Data entries
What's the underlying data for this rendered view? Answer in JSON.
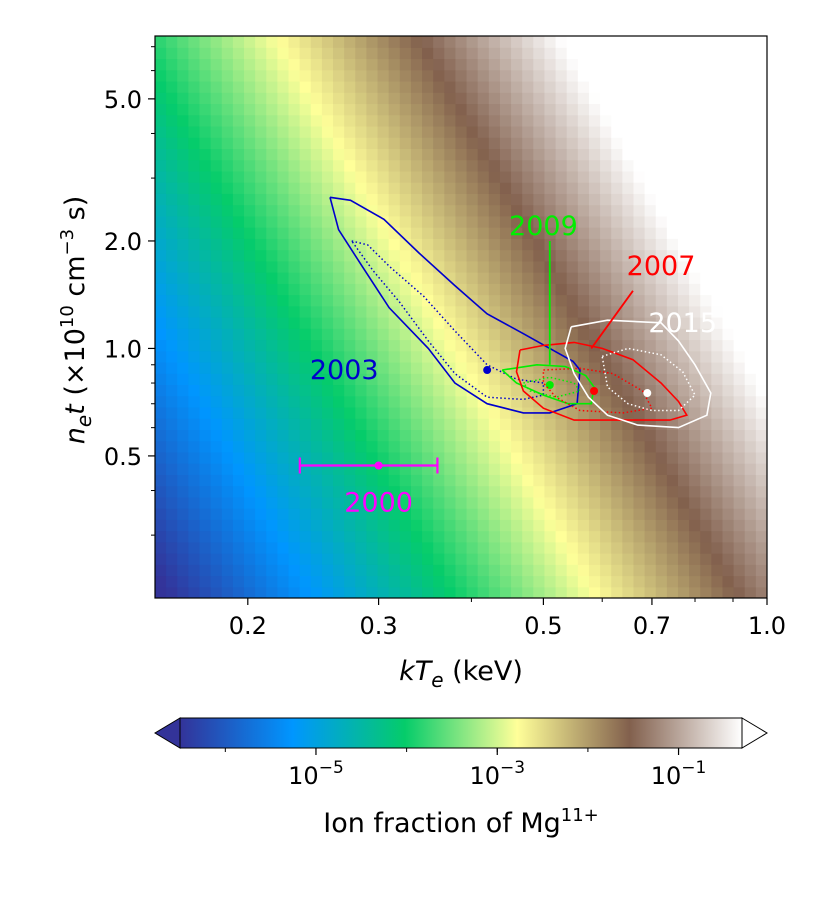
{
  "chart_data": {
    "type": "heatmap",
    "title": "",
    "xlabel": {
      "main": "kT",
      "sub": "e",
      "unit": " (keV)"
    },
    "ylabel": {
      "main": "n",
      "sub": "e",
      "t": "t",
      "unit_open": " (×10",
      "exp1": "10",
      "mid": " cm",
      "exp2": "−3",
      "end": " s)"
    },
    "x_scale": "log",
    "y_scale": "log",
    "xlim": [
      0.15,
      1.0
    ],
    "ylim": [
      0.2,
      7.5
    ],
    "x_ticks": [
      {
        "v": 0.2,
        "label": "0.2"
      },
      {
        "v": 0.3,
        "label": "0.3"
      },
      {
        "v": 0.5,
        "label": "0.5"
      },
      {
        "v": 0.7,
        "label": "0.7"
      },
      {
        "v": 1.0,
        "label": "1.0"
      }
    ],
    "x_minor": [
      0.4,
      0.6,
      0.8,
      0.9
    ],
    "y_ticks": [
      {
        "v": 0.5,
        "label": "0.5"
      },
      {
        "v": 1.0,
        "label": "1.0"
      },
      {
        "v": 2.0,
        "label": "2.0"
      },
      {
        "v": 5.0,
        "label": "5.0"
      }
    ],
    "y_minor": [
      0.3,
      0.4,
      0.6,
      0.7,
      0.8,
      0.9,
      3.0,
      4.0,
      6.0,
      7.0
    ],
    "colormap": {
      "name": "terrain",
      "colors": [
        "#333399",
        "#0096ff",
        "#05cc6a",
        "#ffff99",
        "#82604d",
        "#ffffff"
      ],
      "log_range": [
        -6.5,
        -0.3
      ]
    },
    "colorbar": {
      "label_main": "Ion fraction of Mg",
      "label_sup": "11+",
      "extend": "both",
      "ticks": [
        {
          "exp": -5,
          "base": "10",
          "sup": "−5"
        },
        {
          "exp": -3,
          "base": "10",
          "sup": "−3"
        },
        {
          "exp": -1,
          "base": "10",
          "sup": "−1"
        }
      ]
    },
    "series": [
      {
        "name": "2000",
        "color": "#ff00ff",
        "best_fit": {
          "kT": 0.3,
          "net": 0.47
        },
        "kT_range": [
          0.235,
          0.36
        ],
        "contours": []
      },
      {
        "name": "2003",
        "color": "#0000cc",
        "best_fit": {
          "kT": 0.42,
          "net": 0.87
        },
        "contours": [
          {
            "style": "solid",
            "points": [
              [
                0.258,
                2.65
              ],
              [
                0.275,
                2.6
              ],
              [
                0.305,
                2.3
              ],
              [
                0.34,
                1.85
              ],
              [
                0.38,
                1.5
              ],
              [
                0.42,
                1.25
              ],
              [
                0.47,
                1.1
              ],
              [
                0.51,
                1.0
              ],
              [
                0.548,
                0.92
              ],
              [
                0.56,
                0.87
              ],
              [
                0.555,
                0.7
              ],
              [
                0.51,
                0.66
              ],
              [
                0.47,
                0.66
              ],
              [
                0.42,
                0.7
              ],
              [
                0.38,
                0.8
              ],
              [
                0.35,
                1.0
              ],
              [
                0.31,
                1.3
              ],
              [
                0.285,
                1.7
              ],
              [
                0.265,
                2.15
              ],
              [
                0.258,
                2.65
              ]
            ]
          },
          {
            "style": "dotted",
            "points": [
              [
                0.276,
                2.0
              ],
              [
                0.29,
                1.95
              ],
              [
                0.31,
                1.7
              ],
              [
                0.345,
                1.4
              ],
              [
                0.38,
                1.12
              ],
              [
                0.42,
                0.9
              ],
              [
                0.46,
                0.82
              ],
              [
                0.5,
                0.8
              ],
              [
                0.5,
                0.74
              ],
              [
                0.47,
                0.72
              ],
              [
                0.42,
                0.73
              ],
              [
                0.38,
                0.85
              ],
              [
                0.35,
                1.05
              ],
              [
                0.32,
                1.35
              ],
              [
                0.295,
                1.65
              ],
              [
                0.276,
                2.0
              ]
            ]
          }
        ]
      },
      {
        "name": "2009",
        "color": "#00ee00",
        "best_fit": {
          "kT": 0.51,
          "net": 0.79
        },
        "contours": [
          {
            "style": "solid",
            "points": [
              [
                0.44,
                0.87
              ],
              [
                0.49,
                0.9
              ],
              [
                0.535,
                0.89
              ],
              [
                0.57,
                0.84
              ],
              [
                0.585,
                0.78
              ],
              [
                0.58,
                0.7
              ],
              [
                0.54,
                0.7
              ],
              [
                0.5,
                0.74
              ],
              [
                0.46,
                0.8
              ],
              [
                0.44,
                0.87
              ]
            ]
          },
          {
            "style": "dotted",
            "points": [
              [
                0.47,
                0.8
              ],
              [
                0.51,
                0.83
              ],
              [
                0.55,
                0.8
              ],
              [
                0.56,
                0.76
              ],
              [
                0.52,
                0.73
              ],
              [
                0.48,
                0.76
              ],
              [
                0.47,
                0.8
              ]
            ]
          }
        ]
      },
      {
        "name": "2007",
        "color": "#ff0000",
        "best_fit": {
          "kT": 0.585,
          "net": 0.76
        },
        "contours": [
          {
            "style": "solid",
            "points": [
              [
                0.465,
                0.99
              ],
              [
                0.5,
                1.02
              ],
              [
                0.55,
                1.04
              ],
              [
                0.6,
                1.0
              ],
              [
                0.66,
                0.93
              ],
              [
                0.72,
                0.8
              ],
              [
                0.76,
                0.71
              ],
              [
                0.78,
                0.65
              ],
              [
                0.74,
                0.63
              ],
              [
                0.65,
                0.63
              ],
              [
                0.55,
                0.63
              ],
              [
                0.5,
                0.68
              ],
              [
                0.47,
                0.76
              ],
              [
                0.46,
                0.86
              ],
              [
                0.465,
                0.99
              ]
            ]
          },
          {
            "style": "dotted",
            "points": [
              [
                0.5,
                0.87
              ],
              [
                0.56,
                0.88
              ],
              [
                0.62,
                0.85
              ],
              [
                0.68,
                0.76
              ],
              [
                0.7,
                0.68
              ],
              [
                0.64,
                0.66
              ],
              [
                0.56,
                0.67
              ],
              [
                0.52,
                0.73
              ],
              [
                0.5,
                0.8
              ],
              [
                0.5,
                0.87
              ]
            ]
          }
        ]
      },
      {
        "name": "2015",
        "color": "#ffffff",
        "best_fit": {
          "kT": 0.69,
          "net": 0.75
        },
        "contours": [
          {
            "style": "solid",
            "points": [
              [
                0.545,
                1.15
              ],
              [
                0.61,
                1.2
              ],
              [
                0.72,
                1.18
              ],
              [
                0.76,
                1.05
              ],
              [
                0.8,
                0.9
              ],
              [
                0.84,
                0.75
              ],
              [
                0.83,
                0.65
              ],
              [
                0.76,
                0.6
              ],
              [
                0.67,
                0.61
              ],
              [
                0.61,
                0.65
              ],
              [
                0.575,
                0.73
              ],
              [
                0.55,
                0.85
              ],
              [
                0.535,
                1.0
              ],
              [
                0.545,
                1.15
              ]
            ]
          },
          {
            "style": "dotted",
            "points": [
              [
                0.6,
                0.95
              ],
              [
                0.65,
                1.0
              ],
              [
                0.72,
                0.96
              ],
              [
                0.77,
                0.86
              ],
              [
                0.8,
                0.74
              ],
              [
                0.76,
                0.67
              ],
              [
                0.7,
                0.67
              ],
              [
                0.65,
                0.7
              ],
              [
                0.61,
                0.78
              ],
              [
                0.6,
                0.95
              ]
            ]
          }
        ]
      }
    ],
    "annotations": [
      {
        "text": "2003",
        "color": "#0000cc",
        "kT": 0.3,
        "net": 0.87,
        "anchor": "end"
      },
      {
        "text": "2009",
        "color": "#00ee00",
        "kT": 0.5,
        "net": 2.2,
        "anchor": "middle",
        "leader": [
          [
            0.51,
            2.0
          ],
          [
            0.51,
            0.9
          ]
        ]
      },
      {
        "text": "2007",
        "color": "#ff0000",
        "kT": 0.72,
        "net": 1.7,
        "anchor": "middle",
        "leader": [
          [
            0.66,
            1.45
          ],
          [
            0.58,
            1.0
          ]
        ]
      },
      {
        "text": "2015",
        "color": "#ffffff",
        "kT": 0.77,
        "net": 1.18,
        "anchor": "middle"
      },
      {
        "text": "2000",
        "color": "#ff00ff",
        "kT": 0.3,
        "net": 0.37,
        "anchor": "middle"
      }
    ]
  }
}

Task statement:
Identify the lines above with the word "name". Copy them.

Complete response:
      "name": "terrain",
        "name": "2000",
        "name": "2003",
        "name": "2009",
        "name": "2007",
        "name": "2015",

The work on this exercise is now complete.